What to work on
Extract every line of the material below and reproduce it faithfully.

________________________

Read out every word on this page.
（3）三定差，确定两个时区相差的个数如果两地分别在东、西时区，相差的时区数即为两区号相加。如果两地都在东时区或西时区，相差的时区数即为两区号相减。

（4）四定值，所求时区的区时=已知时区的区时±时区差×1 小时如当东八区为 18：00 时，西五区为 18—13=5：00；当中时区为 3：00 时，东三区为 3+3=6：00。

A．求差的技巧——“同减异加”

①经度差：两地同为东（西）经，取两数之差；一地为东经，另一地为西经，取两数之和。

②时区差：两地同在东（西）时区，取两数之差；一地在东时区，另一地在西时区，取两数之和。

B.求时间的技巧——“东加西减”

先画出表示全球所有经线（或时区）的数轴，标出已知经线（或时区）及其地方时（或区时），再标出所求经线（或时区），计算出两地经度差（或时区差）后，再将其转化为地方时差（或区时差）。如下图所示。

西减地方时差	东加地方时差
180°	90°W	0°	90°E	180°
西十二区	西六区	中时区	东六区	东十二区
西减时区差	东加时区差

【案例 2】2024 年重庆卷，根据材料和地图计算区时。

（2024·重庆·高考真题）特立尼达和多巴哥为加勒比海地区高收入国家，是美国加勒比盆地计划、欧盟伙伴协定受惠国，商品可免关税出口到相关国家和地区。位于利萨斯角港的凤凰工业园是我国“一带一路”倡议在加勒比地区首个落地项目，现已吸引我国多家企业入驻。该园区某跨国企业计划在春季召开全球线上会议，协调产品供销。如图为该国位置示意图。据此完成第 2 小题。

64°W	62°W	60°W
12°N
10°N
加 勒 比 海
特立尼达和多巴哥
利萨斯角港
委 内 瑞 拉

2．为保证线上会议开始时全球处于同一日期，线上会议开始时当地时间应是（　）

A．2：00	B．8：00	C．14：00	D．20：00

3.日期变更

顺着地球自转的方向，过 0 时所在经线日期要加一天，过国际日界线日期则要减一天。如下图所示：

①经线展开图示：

________________________

Right answer
Read out every word on this page.
（3）三定差，确定两个时区相差的个数如果两地分别在东、西时区，相差的时区数即为两区号相加。如果两地都在东时区或西时区，相差的时区数即为两区号相减。

（4）四定值，所求时区的区时=已知时区的区时±时区差×1 小时如当东八区为 18：00 时，西五区为 18—13=5：00；当中时区为 3：00 时，东三区为 3+3=6：00。

A．求差的技巧——“同减异加”

①经度差：两地同为东（西）经，取两数之差；一地为东经，另一地为西经，取两数之和。

②时区差：两地同在东（西）时区，取两数之差；一地在东时区，另一地在西时区，取两数之和。

B.求时间的技巧——“东加西减”

先画出表示全球所有经线（或时区）的数轴，标出已知经线（或时区）及其地方时（或区时），再标出所求经线（或时区），计算出两地经度差（或时区差）后，再将其转化为地方时差（或区时差）。如下图所示。

西减地方时差	东加地方时差
180°	90°W	0°	90°E	180°
西十二区	西六区	中时区	东六区	东十二区
西减时区差	东加时区差

【案例 2】2024 年重庆卷，根据材料和地图计算区时。

（2024·重庆·高考真题）特立尼达和多巴哥为加勒比海地区高收入国家，是美国加勒比盆地计划、欧盟伙伴协定受惠国，商品可免关税出口到相关国家和地区。位于利萨斯角港的凤凰工业园是我国“一带一路”倡议在加勒比地区首个落地项目，现已吸引我国多家企业入驻。该园区某跨国企业计划在春季召开全球线上会议，协调产品供销。如图为该国位置示意图。据此完成第 2 小题。

64°W	62°W	60°W
12°N
10°N
加 勒 比 海
特立尼达和多巴哥
利萨斯角港
委 内 瑞 拉

2．为保证线上会议开始时全球处于同一日期，线上会议开始时当地时间应是（　）

A．2：00	B．8：00	C．14：00	D．20：00

3.日期变更

顺着地球自转的方向，过 0 时所在经线日期要加一天，过国际日界线日期则要减一天。如下图所示：

①经线展开图示：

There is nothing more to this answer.